## What to produce:
For the listing below, give the count of lines containing the string "nyregistrerade" and nothing else.

--- Information provided ---

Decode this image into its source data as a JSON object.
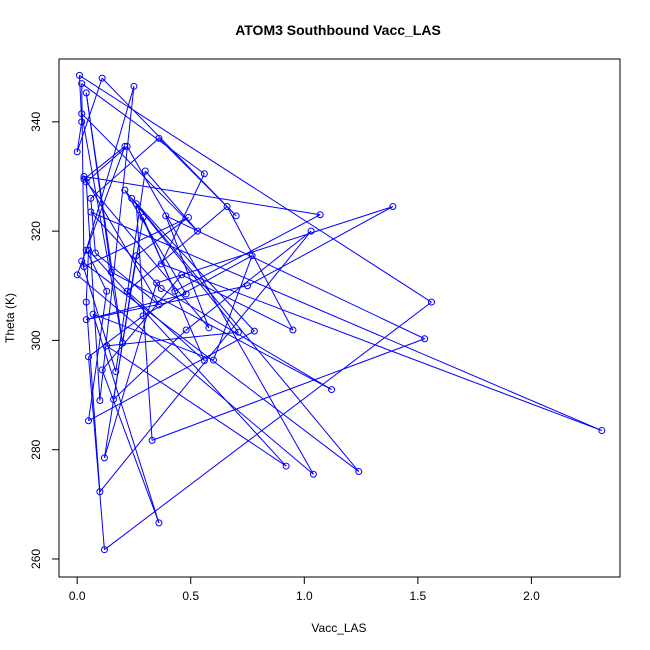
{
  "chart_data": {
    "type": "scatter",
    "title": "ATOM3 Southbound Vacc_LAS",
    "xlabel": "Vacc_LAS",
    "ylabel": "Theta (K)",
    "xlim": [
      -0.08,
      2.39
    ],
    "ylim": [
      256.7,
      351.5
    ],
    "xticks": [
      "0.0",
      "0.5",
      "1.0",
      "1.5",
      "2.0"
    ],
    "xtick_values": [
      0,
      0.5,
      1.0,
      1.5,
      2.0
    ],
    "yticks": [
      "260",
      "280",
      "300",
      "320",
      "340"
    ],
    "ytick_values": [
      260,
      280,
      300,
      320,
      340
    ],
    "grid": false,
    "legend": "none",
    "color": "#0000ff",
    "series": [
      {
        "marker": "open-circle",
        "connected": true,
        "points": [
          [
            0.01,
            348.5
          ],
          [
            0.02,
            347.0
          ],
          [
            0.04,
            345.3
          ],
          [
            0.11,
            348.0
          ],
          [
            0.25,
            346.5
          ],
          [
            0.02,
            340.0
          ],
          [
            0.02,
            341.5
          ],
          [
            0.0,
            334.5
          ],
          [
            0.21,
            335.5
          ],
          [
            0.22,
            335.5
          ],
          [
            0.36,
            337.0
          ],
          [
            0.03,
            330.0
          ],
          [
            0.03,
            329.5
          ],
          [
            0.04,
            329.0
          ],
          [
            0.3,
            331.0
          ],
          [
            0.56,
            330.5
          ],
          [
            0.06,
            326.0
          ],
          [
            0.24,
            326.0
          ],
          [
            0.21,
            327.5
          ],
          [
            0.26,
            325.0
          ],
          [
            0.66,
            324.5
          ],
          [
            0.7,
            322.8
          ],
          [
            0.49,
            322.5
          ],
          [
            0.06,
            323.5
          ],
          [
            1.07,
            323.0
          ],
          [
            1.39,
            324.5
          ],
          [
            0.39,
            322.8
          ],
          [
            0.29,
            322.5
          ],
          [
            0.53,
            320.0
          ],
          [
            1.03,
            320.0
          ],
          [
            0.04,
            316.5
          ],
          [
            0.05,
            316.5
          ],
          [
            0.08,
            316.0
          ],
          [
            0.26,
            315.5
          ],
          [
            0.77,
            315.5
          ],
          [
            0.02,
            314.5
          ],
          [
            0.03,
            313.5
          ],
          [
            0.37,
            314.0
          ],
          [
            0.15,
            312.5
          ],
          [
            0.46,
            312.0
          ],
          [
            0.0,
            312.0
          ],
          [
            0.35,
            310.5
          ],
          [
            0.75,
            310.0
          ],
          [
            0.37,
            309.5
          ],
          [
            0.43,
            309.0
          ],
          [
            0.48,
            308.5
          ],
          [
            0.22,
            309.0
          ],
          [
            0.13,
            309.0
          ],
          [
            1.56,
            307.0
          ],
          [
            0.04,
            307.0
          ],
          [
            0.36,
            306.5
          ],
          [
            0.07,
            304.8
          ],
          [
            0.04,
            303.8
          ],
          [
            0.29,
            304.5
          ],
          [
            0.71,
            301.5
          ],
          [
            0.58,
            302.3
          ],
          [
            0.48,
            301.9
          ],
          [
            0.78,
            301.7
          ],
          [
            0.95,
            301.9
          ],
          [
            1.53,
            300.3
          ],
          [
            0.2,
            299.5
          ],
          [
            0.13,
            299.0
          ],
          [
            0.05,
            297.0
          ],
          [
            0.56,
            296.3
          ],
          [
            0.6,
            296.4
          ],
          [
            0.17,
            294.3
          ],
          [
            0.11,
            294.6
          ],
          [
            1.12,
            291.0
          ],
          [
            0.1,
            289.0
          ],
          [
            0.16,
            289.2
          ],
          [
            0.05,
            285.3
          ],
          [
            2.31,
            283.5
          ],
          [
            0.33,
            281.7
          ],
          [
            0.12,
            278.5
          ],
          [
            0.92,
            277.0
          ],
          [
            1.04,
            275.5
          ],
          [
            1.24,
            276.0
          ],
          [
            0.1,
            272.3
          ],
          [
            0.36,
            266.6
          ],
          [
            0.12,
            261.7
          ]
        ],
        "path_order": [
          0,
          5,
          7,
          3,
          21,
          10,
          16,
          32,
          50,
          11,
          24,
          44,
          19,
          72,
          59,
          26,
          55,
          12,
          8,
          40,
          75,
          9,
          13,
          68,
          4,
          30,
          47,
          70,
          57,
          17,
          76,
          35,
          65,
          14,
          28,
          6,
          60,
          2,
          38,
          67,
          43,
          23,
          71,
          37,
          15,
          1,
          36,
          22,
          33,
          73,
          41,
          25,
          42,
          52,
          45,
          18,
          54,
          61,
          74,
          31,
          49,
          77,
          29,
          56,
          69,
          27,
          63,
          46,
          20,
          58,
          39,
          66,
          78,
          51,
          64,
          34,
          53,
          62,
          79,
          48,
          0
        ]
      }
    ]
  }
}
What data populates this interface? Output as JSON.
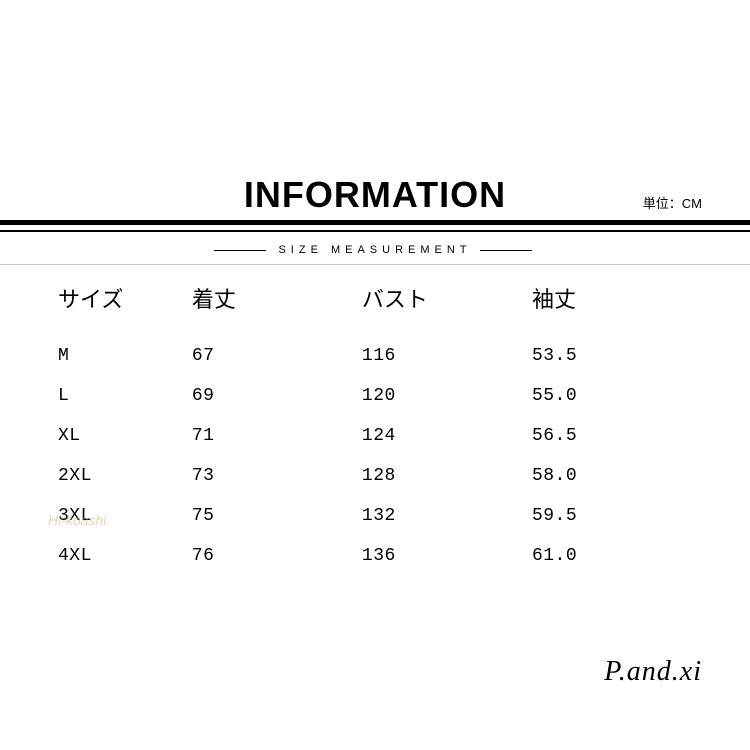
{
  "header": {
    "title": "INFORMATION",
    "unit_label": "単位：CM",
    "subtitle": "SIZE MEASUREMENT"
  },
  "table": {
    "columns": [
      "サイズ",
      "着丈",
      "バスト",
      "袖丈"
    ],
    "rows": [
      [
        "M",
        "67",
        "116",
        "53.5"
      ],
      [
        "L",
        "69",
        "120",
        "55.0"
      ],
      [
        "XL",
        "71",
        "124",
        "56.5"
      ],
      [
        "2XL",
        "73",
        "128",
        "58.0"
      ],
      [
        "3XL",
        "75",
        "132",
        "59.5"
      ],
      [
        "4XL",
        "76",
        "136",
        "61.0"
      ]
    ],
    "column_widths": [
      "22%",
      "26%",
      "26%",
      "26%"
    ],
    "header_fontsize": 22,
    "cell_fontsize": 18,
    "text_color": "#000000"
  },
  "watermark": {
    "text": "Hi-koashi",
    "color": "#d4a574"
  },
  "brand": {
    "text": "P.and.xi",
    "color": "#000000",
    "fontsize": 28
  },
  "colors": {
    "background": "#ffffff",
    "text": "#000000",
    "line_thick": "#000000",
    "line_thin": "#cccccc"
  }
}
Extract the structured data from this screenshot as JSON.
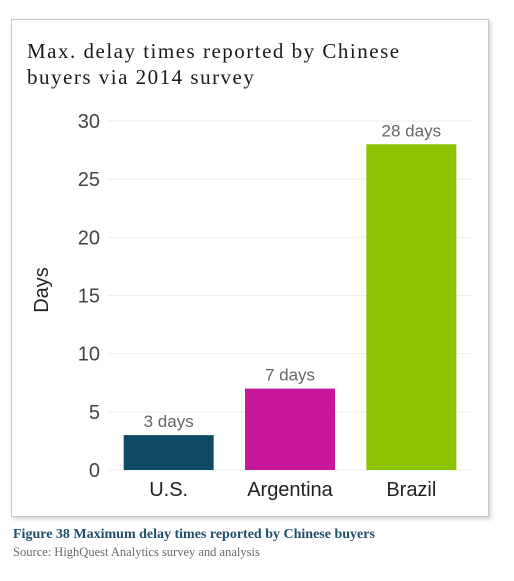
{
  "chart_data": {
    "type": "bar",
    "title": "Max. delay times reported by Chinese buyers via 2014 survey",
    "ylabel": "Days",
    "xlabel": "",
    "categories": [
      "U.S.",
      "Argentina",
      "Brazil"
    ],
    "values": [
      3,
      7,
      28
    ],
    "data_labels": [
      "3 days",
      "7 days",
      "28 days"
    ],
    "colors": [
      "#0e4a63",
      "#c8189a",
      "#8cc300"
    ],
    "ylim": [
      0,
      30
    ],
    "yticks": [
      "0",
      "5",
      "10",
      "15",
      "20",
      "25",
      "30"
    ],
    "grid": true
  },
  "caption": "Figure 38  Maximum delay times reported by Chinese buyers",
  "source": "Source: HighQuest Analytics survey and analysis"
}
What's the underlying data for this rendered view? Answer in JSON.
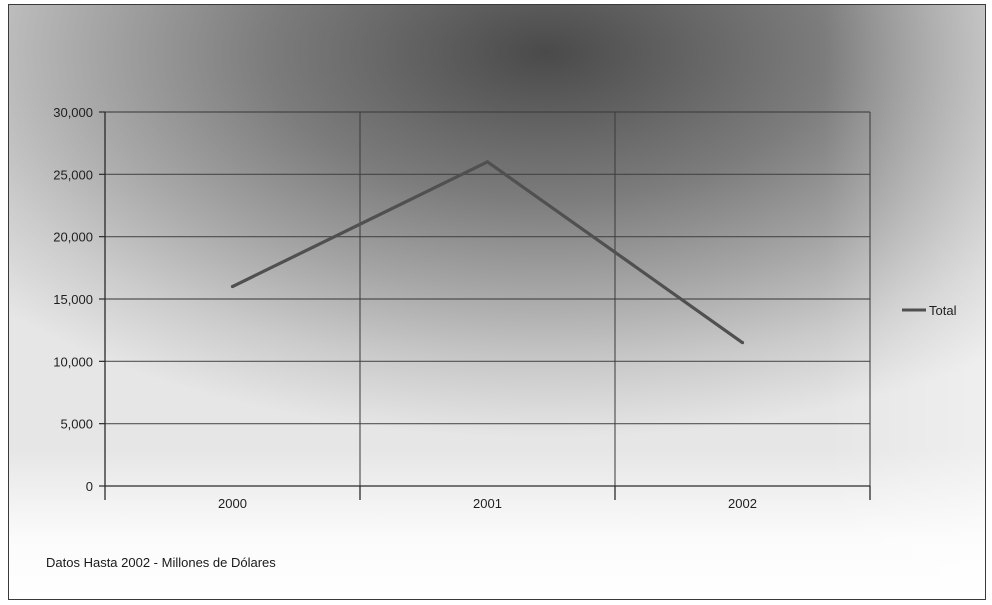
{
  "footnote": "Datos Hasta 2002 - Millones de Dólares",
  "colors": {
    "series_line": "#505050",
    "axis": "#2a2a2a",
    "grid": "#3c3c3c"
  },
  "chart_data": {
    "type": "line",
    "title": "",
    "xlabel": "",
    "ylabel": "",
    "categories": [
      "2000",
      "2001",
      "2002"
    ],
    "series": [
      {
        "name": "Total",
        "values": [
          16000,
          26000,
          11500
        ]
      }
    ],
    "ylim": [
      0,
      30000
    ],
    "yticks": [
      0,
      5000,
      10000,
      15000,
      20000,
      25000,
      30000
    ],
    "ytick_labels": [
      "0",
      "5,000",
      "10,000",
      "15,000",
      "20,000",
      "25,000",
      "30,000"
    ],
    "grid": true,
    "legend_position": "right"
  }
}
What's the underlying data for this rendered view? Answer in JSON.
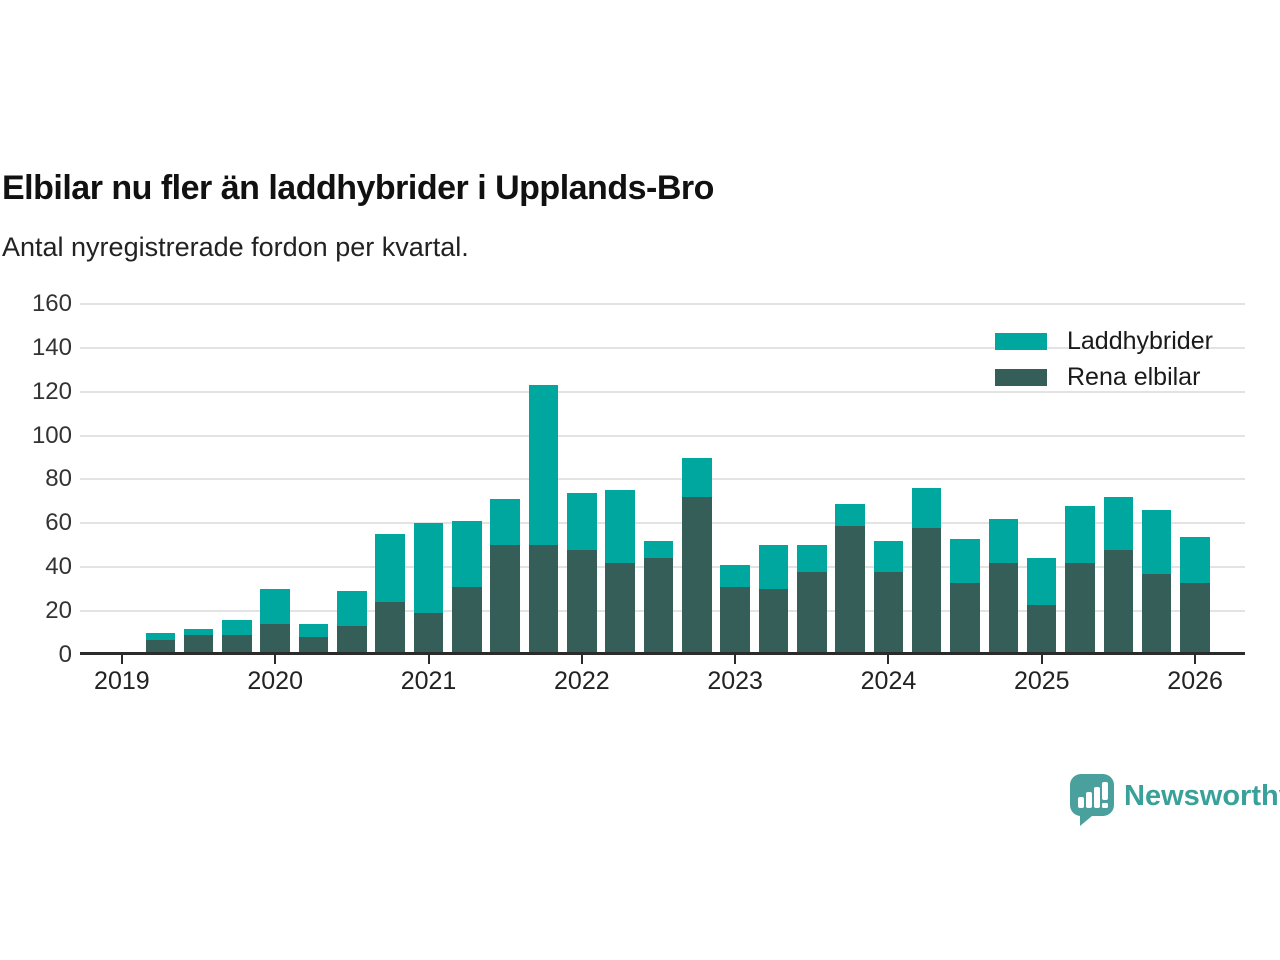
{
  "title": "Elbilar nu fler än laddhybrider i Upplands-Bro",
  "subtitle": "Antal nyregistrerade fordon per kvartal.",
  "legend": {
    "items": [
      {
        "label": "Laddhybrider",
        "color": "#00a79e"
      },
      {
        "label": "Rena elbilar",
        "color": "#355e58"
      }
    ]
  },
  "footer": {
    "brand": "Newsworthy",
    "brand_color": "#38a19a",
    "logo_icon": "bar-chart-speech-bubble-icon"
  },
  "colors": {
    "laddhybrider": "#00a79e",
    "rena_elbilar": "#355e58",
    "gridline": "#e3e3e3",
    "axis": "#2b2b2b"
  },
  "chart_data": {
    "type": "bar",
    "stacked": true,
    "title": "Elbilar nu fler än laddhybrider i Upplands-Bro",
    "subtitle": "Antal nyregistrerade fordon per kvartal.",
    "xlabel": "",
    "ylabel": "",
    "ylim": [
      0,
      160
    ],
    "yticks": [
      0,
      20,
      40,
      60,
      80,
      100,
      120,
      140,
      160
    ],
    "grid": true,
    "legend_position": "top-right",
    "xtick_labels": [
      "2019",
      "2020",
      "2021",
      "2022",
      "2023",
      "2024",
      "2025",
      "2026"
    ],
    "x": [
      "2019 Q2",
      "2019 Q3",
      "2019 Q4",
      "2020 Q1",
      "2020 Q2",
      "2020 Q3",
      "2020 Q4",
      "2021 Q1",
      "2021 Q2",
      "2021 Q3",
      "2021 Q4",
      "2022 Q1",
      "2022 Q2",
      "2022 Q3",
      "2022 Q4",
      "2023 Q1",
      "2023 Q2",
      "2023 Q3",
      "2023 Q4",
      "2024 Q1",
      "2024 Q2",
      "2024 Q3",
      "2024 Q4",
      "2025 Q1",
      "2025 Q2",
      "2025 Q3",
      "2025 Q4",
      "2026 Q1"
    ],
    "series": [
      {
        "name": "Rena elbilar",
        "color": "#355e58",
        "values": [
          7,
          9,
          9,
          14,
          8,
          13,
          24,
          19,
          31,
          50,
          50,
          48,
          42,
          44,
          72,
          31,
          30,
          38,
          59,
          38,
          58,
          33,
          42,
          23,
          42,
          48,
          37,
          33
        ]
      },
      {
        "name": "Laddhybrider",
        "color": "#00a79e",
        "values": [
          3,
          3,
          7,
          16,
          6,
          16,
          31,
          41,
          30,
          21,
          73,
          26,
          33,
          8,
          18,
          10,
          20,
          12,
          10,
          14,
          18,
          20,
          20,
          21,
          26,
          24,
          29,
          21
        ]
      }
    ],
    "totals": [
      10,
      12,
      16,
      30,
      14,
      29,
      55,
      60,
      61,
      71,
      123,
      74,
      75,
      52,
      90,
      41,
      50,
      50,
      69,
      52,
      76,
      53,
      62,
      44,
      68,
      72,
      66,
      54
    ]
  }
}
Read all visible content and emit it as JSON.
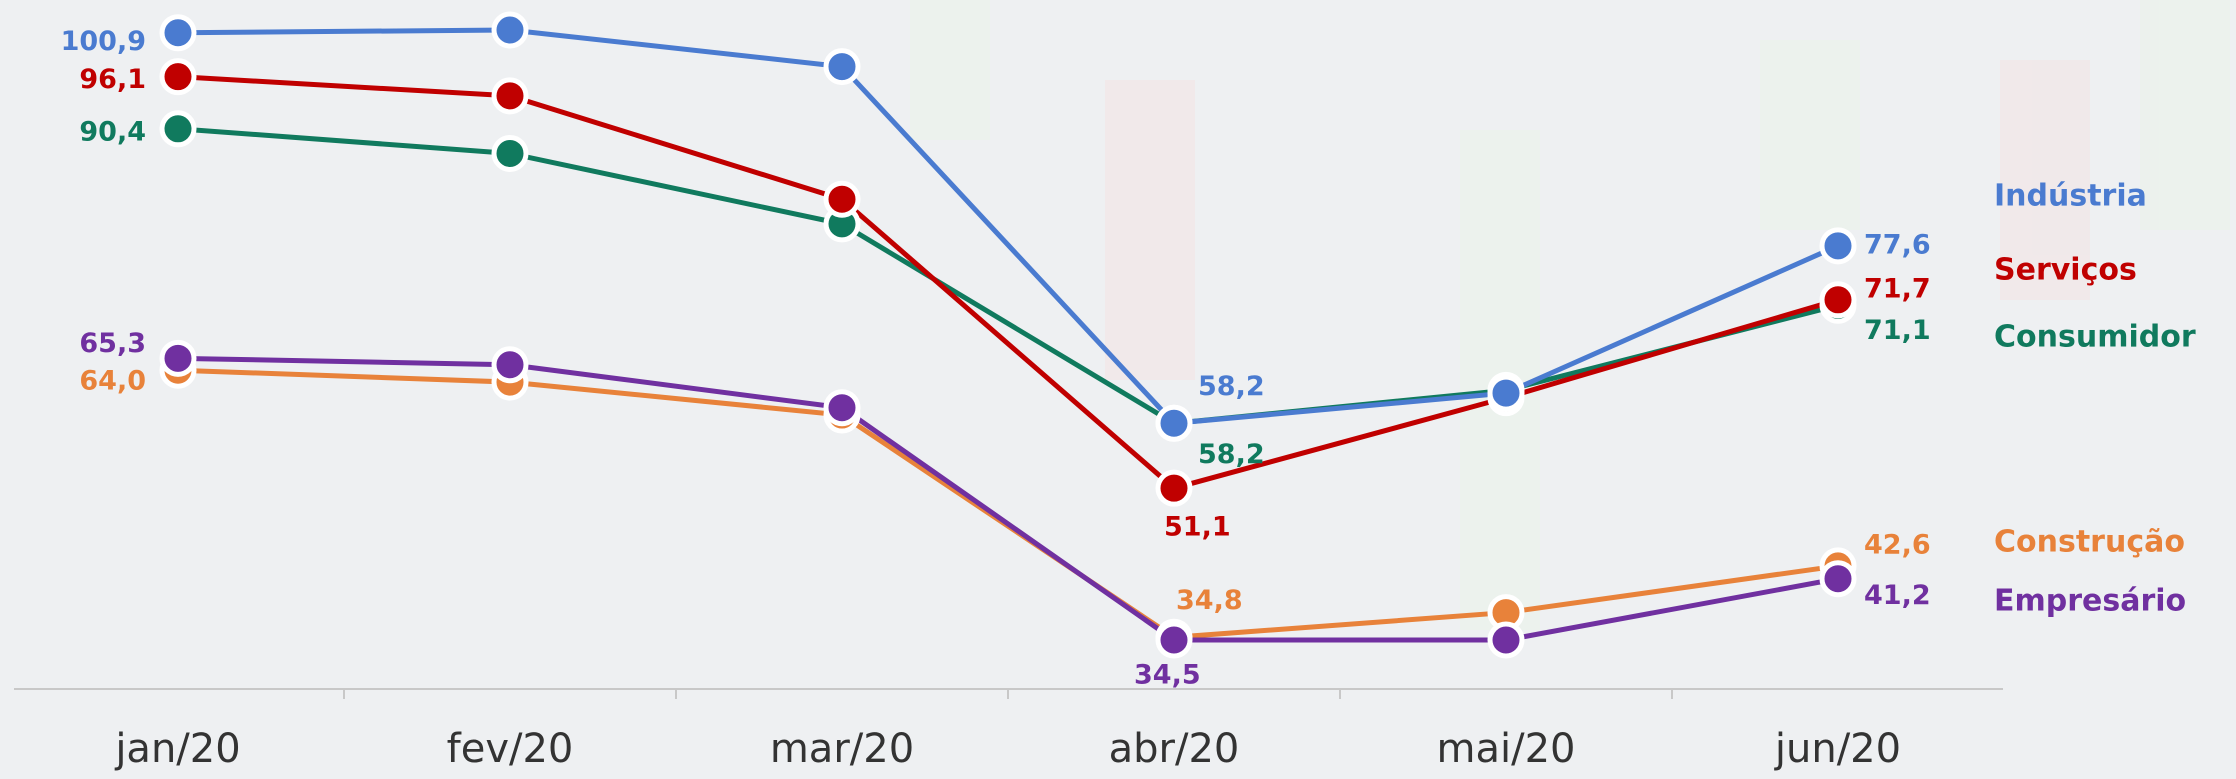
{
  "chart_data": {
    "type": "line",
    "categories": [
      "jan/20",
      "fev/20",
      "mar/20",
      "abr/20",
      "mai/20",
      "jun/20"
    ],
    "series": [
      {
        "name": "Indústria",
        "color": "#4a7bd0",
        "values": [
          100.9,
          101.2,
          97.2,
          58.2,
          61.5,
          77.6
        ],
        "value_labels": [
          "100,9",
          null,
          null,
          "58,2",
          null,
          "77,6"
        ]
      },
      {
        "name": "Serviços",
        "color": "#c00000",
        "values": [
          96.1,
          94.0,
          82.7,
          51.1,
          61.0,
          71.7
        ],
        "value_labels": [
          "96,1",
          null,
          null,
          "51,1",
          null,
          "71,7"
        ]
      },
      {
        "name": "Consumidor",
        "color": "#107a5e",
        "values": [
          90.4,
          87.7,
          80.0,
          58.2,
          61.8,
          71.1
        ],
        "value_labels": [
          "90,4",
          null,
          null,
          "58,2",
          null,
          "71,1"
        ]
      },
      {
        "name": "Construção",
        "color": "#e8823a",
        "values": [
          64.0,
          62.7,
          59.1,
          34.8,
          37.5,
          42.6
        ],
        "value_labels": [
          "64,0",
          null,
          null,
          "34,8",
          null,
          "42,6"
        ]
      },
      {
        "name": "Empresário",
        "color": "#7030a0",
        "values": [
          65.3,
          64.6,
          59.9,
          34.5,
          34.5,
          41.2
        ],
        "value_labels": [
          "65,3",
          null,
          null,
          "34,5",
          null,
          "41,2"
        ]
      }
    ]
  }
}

---

## Task solution:
2